Check each line of the material below, and copy it if it holds the string "Issues".
═════ Provided records ═════
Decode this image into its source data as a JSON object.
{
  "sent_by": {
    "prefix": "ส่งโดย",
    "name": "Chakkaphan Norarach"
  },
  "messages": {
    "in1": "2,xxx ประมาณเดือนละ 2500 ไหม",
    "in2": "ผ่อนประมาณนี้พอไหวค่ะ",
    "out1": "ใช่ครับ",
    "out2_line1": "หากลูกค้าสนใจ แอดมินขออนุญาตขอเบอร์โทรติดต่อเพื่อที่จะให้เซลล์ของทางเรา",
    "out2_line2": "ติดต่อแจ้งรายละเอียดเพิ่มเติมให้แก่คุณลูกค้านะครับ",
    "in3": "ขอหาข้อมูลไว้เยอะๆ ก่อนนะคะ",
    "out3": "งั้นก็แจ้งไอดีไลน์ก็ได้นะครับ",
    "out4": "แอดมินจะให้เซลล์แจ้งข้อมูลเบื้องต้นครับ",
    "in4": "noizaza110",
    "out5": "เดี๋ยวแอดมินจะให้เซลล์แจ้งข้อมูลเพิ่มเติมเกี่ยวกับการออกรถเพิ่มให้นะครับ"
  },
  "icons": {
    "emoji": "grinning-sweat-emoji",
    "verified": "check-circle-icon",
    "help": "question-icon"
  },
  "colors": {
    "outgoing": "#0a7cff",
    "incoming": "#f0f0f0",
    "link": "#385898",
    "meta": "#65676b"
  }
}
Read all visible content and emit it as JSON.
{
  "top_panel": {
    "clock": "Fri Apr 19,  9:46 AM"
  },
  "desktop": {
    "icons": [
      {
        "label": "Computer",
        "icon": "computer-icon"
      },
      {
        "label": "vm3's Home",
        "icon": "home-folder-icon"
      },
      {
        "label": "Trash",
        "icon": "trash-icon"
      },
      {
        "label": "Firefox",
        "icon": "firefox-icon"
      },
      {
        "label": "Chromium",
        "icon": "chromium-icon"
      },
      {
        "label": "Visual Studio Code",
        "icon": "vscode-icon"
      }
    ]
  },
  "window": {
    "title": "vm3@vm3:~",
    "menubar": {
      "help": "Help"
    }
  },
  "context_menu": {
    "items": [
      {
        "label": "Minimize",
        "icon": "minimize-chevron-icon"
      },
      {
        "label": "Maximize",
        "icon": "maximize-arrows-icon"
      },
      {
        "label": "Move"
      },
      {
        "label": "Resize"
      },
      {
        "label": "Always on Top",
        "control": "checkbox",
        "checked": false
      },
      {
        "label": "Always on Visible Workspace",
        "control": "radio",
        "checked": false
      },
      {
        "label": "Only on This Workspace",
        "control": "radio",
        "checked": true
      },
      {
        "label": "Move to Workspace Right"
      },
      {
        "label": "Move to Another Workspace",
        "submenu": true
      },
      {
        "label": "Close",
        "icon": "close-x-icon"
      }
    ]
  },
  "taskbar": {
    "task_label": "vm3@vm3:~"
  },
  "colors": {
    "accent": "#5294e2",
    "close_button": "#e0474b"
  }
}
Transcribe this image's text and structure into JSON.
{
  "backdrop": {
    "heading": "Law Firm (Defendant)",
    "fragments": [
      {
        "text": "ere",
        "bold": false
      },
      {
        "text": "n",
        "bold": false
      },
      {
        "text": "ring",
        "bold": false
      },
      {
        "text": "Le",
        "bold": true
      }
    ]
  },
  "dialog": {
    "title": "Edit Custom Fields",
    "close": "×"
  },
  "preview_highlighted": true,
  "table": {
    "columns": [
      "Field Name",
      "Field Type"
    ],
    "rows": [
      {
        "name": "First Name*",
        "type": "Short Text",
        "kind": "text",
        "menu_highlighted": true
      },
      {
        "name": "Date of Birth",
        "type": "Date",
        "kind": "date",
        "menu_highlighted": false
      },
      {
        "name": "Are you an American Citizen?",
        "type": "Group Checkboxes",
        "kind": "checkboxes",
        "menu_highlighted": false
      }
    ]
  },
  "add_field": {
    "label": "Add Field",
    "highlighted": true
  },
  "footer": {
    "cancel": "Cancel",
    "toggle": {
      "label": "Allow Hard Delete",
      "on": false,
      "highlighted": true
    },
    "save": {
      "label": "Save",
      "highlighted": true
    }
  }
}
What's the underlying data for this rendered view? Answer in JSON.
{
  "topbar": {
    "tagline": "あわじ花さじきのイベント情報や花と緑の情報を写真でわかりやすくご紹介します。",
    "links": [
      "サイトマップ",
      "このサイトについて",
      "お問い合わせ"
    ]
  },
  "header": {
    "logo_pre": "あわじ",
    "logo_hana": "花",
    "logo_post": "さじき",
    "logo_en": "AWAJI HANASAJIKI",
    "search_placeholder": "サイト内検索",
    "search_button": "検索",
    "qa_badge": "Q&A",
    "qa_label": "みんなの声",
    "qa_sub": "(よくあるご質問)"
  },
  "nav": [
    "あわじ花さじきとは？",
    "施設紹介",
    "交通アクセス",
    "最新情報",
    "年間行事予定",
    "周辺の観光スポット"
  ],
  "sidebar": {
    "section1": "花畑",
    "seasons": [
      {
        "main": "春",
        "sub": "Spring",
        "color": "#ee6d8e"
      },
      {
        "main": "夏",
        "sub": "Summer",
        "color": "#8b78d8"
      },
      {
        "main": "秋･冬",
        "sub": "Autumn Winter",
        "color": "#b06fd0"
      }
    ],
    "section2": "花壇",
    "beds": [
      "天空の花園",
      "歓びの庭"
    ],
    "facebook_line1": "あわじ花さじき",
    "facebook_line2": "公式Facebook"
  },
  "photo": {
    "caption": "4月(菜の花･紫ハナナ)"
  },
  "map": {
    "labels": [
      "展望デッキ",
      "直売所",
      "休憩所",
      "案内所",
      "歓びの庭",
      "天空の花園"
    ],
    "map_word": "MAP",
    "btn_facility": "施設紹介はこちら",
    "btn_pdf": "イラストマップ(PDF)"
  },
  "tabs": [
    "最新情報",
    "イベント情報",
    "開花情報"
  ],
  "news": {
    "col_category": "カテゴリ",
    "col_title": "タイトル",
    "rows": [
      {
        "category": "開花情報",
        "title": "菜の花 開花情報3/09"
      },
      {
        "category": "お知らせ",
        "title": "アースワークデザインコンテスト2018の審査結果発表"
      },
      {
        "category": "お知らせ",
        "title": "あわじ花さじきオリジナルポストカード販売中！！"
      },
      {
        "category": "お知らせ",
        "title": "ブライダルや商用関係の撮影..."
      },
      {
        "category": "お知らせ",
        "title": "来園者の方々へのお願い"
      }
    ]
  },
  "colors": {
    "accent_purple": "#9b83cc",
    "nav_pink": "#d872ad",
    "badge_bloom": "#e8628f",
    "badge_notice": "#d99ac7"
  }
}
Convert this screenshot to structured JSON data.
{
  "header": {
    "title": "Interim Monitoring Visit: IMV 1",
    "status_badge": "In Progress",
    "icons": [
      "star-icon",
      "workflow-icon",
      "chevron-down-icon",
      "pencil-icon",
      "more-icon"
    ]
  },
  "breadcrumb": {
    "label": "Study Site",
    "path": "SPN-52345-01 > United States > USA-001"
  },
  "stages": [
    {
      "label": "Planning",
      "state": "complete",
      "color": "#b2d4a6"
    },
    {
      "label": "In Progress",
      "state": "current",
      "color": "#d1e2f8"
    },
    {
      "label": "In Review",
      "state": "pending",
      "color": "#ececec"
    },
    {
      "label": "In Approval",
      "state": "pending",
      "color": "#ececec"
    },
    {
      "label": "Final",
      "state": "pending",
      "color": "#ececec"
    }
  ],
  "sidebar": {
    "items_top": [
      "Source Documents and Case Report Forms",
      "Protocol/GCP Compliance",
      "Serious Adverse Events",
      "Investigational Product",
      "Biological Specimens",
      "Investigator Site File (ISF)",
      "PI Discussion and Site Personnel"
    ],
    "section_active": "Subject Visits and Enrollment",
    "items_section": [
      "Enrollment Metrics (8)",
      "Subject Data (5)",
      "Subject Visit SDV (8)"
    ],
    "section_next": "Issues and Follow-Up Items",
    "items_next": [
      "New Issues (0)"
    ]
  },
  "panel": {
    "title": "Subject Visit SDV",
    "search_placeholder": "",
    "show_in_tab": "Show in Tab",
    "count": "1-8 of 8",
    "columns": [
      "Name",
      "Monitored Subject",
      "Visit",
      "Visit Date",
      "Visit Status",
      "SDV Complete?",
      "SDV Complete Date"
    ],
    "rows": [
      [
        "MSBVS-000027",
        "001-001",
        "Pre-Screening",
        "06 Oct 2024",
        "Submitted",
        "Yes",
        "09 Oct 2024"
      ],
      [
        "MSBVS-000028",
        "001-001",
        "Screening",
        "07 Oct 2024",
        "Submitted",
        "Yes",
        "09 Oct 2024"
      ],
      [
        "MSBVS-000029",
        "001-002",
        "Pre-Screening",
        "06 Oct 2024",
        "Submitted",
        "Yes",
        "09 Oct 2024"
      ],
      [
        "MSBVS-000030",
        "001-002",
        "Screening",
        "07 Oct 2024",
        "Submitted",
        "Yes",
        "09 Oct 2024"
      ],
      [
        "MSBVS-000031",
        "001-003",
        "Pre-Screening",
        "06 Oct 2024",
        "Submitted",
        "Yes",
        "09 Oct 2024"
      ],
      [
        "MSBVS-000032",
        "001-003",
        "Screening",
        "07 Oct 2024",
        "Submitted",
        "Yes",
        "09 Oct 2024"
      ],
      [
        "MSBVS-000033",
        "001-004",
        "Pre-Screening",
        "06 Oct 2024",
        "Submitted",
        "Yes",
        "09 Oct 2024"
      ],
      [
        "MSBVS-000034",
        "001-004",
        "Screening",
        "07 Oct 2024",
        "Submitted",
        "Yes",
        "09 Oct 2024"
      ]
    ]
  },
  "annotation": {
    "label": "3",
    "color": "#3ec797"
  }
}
═════
Solution below »
    "section_next": "Issues and Follow-Up Items",
      "New Issues (0)"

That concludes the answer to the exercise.